─── Kutipan teks ───

Majelis Taklim Radikal atau Menag Radikal?
Penerbitan Peraturan Menteri Agama (PMA) nomor 29 tahun 2019 tentang Majelis Taklim baru-baru ini menuai respon yang cukup ramai dari berbagai kalangan.
Bagaimana tidak, aturan baru tersebut mewajibkan/mengharuskan Majelis Taklim yang ada di seluruh Indonesia untuk terdaftar di Kementrian Agama. Fachrul Razi selaku menteri agama menegaskan bahwa tujuan dari aturan ini tidak lain untuk memudahkan pemerintah memberi bantuan baik melalui pendanaan maupun melalui pembinaan Majelis Taklim termasuk juga di dalamnya terkait dengan skala jamaah, ustadz dan jenis materi ajar dalam penyelenggaraannya (vivanews.com)
Jika dilihat sepintas, maksud dan niat menteri agama sangatlah positif dengan pertimbangan diperlukannya pendataan lengkap dan masif tentang Majelis Taklim untuk memperjelas jalur distribusi bantuan pemerintah yang di mana selama ini belum diatur secara detail, karena memang keberadaan dan perannya sebagai kelompok dakwah Islam sangat penting dalam memberikan pemahaman Islam di tengah masyarakat. Namun di sisi lain, terdapat beberapa tanggapan kritis soal munculnya regulasi Majelis Taklim ini.
Pertama, ranah Majelis Taklim terlalu jauh untuk diurusi oleh Kemenag, bahkan hal tersebut dinilai oleh Komisi VIII DPR RI sebagai upaya yang terlalu berlebihan atau bisa dikatakan lebay sebab Majelis Taklim itu merupakan wadah yang lahir dari masyarakat untuk forum silaturahim umat Islam, masyarakat sendiri lebih paham untuk mengurusinya, jadi tidak perlu adanya aturan teknis oleh negara dengan jumlah aturan enam Bab 22 Pasal (m.detik.com).

─── Catatan yang disediakan ───

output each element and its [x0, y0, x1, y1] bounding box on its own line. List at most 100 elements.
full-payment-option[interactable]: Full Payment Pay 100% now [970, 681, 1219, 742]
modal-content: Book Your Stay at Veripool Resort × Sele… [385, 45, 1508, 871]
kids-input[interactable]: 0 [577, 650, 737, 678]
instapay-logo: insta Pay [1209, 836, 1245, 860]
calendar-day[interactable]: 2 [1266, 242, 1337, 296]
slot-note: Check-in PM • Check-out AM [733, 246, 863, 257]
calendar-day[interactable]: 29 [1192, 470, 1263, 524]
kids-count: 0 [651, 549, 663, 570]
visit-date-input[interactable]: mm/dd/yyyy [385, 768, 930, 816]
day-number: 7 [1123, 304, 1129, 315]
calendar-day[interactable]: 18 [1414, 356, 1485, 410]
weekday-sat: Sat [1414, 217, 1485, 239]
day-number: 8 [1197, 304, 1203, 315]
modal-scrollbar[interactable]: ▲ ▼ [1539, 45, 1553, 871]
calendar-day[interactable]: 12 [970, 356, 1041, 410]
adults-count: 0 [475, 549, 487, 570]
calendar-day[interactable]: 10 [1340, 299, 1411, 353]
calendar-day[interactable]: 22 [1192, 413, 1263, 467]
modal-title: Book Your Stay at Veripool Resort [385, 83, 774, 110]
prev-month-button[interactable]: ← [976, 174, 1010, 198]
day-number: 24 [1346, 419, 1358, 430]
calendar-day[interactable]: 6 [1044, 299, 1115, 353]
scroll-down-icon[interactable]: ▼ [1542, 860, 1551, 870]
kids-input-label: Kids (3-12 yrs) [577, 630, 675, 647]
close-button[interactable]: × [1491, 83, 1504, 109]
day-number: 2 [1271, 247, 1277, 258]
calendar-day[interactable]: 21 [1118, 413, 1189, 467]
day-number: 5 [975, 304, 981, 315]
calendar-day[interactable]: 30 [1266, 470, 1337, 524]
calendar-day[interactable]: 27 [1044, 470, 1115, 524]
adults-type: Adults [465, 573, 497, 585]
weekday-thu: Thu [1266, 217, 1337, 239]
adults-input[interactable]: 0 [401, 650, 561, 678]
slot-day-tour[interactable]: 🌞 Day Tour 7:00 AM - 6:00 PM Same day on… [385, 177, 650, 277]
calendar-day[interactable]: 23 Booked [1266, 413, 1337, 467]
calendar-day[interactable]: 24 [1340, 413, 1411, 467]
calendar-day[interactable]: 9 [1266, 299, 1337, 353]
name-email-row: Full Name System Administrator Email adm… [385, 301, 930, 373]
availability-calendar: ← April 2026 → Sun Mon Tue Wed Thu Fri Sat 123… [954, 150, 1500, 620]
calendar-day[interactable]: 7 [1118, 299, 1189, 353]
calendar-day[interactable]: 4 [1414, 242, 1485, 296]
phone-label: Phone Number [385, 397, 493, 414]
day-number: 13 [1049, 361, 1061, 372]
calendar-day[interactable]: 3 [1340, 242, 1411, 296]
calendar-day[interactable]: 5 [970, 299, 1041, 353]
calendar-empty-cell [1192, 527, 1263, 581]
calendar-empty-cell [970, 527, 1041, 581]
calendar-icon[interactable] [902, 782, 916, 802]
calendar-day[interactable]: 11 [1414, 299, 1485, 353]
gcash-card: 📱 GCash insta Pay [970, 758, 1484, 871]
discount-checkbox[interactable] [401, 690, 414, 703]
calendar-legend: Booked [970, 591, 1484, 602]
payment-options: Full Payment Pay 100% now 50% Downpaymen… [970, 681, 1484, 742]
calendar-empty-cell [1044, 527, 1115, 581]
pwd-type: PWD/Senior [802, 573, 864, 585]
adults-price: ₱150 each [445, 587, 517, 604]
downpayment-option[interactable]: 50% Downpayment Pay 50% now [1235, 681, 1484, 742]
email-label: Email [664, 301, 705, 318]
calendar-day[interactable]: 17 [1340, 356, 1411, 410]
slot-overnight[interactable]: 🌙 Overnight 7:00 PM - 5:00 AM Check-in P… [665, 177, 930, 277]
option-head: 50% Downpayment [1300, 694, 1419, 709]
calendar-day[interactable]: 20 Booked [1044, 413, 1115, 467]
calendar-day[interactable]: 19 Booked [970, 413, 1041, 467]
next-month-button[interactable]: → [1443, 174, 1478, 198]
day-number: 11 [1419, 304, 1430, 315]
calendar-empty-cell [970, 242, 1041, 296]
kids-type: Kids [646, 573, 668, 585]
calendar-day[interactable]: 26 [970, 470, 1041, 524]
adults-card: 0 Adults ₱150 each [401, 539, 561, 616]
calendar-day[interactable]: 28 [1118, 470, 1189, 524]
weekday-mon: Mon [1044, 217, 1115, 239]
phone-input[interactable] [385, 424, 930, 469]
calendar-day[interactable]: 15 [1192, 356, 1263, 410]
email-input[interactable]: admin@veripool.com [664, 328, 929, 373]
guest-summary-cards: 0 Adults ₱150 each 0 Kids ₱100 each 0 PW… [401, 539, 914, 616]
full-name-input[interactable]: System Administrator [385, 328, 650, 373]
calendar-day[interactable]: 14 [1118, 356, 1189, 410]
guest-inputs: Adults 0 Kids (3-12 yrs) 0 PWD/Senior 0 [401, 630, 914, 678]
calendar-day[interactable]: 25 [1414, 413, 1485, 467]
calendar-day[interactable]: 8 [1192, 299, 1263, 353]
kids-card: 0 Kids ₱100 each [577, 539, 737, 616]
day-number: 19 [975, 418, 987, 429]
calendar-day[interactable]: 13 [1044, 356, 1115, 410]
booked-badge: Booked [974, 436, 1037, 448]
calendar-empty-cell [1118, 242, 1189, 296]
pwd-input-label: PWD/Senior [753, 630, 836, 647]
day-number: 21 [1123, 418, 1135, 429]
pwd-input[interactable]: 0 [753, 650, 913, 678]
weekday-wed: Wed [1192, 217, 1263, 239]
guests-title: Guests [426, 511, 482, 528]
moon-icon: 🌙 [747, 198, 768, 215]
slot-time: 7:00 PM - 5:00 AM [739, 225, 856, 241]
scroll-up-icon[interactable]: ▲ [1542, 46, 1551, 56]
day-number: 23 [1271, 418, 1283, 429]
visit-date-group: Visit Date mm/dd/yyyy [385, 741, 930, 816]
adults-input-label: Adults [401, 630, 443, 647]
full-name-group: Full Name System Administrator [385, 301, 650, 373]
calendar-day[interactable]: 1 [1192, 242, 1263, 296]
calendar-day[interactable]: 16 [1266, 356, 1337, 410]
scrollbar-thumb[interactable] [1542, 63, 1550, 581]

───

§ Soal 1: Tulis ulang baris-baris catatan mulai dari baris pertama catatan sampai baris yang memuat "calendar-day[interactable]: 29 [1192, 470, 1263, 524]". Ganti "Veripool Resort" dengan "Veripool Villa" dan biarkan bagian lainnya tetap sama.
§ Soal 2: Lanjutkan tulisan tentang peraturan Majelis Taklim dari kalimat terakhirnya.
Teks dan catatan ini tidak saling berkaitan.

§ Jawaban 1:
output each element and its [x0, y0, x1, y1] bounding box on its own line. List at most 100 elements.
full-payment-option[interactable]: Full Payment Pay 100% now [970, 681, 1219, 742]
modal-content: Book Your Stay at Veripool Villa × Sele… [385, 45, 1508, 871]
kids-input[interactable]: 0 [577, 650, 737, 678]
instapay-logo: insta Pay [1209, 836, 1245, 860]
calendar-day[interactable]: 2 [1266, 242, 1337, 296]
slot-note: Check-in PM • Check-out AM [733, 246, 863, 257]
calendar-day[interactable]: 29 [1192, 470, 1263, 524]

§ Jawaban 2:
Kedua, terbitnya aturan Menag tentang Majelis Taklim diduga kuat punya korelasi dengan isu radikal yang selama ini diframing jahatkan kepada umat Islam. Meski Menag sendiri membantah, aroma adanya agenda terselubung sangatlah kental mengingat sepak terjang Fachrul Razi sedari awal ia menjabat selalu mengeluarkan pernyataan dan kebijakan kontroversial dengan istilah radikal radikulnya.
Maka amatlah wajar masyarakat melihat aturan ini bagai gayung bersambut dengan proyek-proyek deradikalisasi dari pemerintah sebelum-sebelumnya. Tujuannya tiada lain agar Majelis Taklim dapat dengan mudah diintervensi, dikontrol dan didata, kelompok MT mana yang “terpapar radikal” ala tafsir pemerintah dan MT mana yang ikut maunya pemerintah sesuai kriteria lalu diberi bantuan.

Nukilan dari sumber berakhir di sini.